Tarefas:
1 – No texto sobre arte na infância, o que se afirma que educar exige?
2 – Transcreva do texto sobre arte na infância o trecho que começa em "Quando as pessoas" e vai até "bagagem de vida.".

Texto fornecido:

——————

Quando as pessoas para quais as crianças apresentam suas ideias artísticas não compreendem seus signos, representados através das garatujas, rabiscos, misturas de cores gestuais ou do faz de conta corporal, torna-se nítido para os envolvidos que o diálogo não está acontecendo. 

Ao participarmos das rotinas e validarmos as descobertas de nossos pequenos, nós estamos consolidando suas existências. E as de seus aprendizados. Educar não é simples e exige persistência. Neste ato de validar e educar, podemos perceber o quanto há de história e memória numa produção artística. Seja infantil ou não; tudo é processo e tudo vira bagagem de vida.

Seja uma escultura ou pintura; colagem ou desenho; carimbo ou som ou ação, nada é apenas isso. Ali tem muito aprendizado coletivo no interagir com as ferramentas que foram as mais primitivas tecnologias usadas pelo ser humano. E que segue inovando. Uma produção artística não é apenas se “melar”, “sujar”, “fazer arte”. É também nomear, catalogar, exercitar as musculaturas que serão importantes no pegar, levantar, equilibrar, registrar, etc. Pegar com os dedos, amassar, decidir afundar ou levantar, escolher. Nunca é só uma arte. É a experiência da infância e é lá que está a arte. Nos detalhes.

——————

Material fornecido:
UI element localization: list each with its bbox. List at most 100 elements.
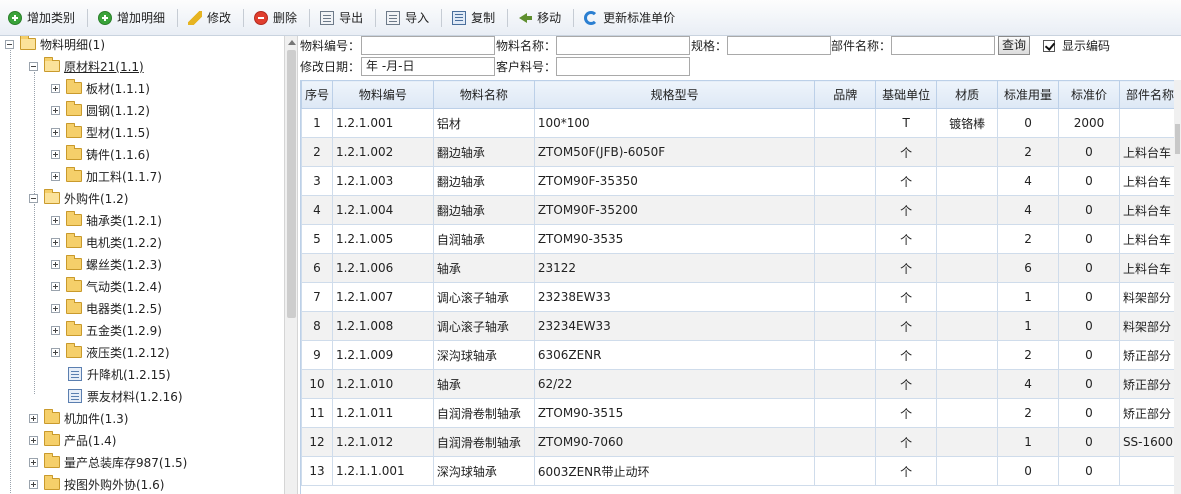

——————

Respostas:
1 – Persistência.

2 –
Quando as pessoas para quais as crianças apresentam suas ideias artísticas não compreendem seus signos, representados através das garatujas, rabiscos, misturas de cores gestuais ou do faz de conta corporal, torna-se nítido para os envolvidos que o diálogo não está acontecendo. 

Ao participarmos das rotinas e validarmos as descobertas de nossos pequenos, nós estamos consolidando suas existências. E as de seus aprendizados. Educar não é simples e exige persistência. Neste ato de validar e educar, podemos perceber o quanto há de história e memória numa produção artística. Seja infantil ou não; tudo é processo e tudo vira bagagem de vida.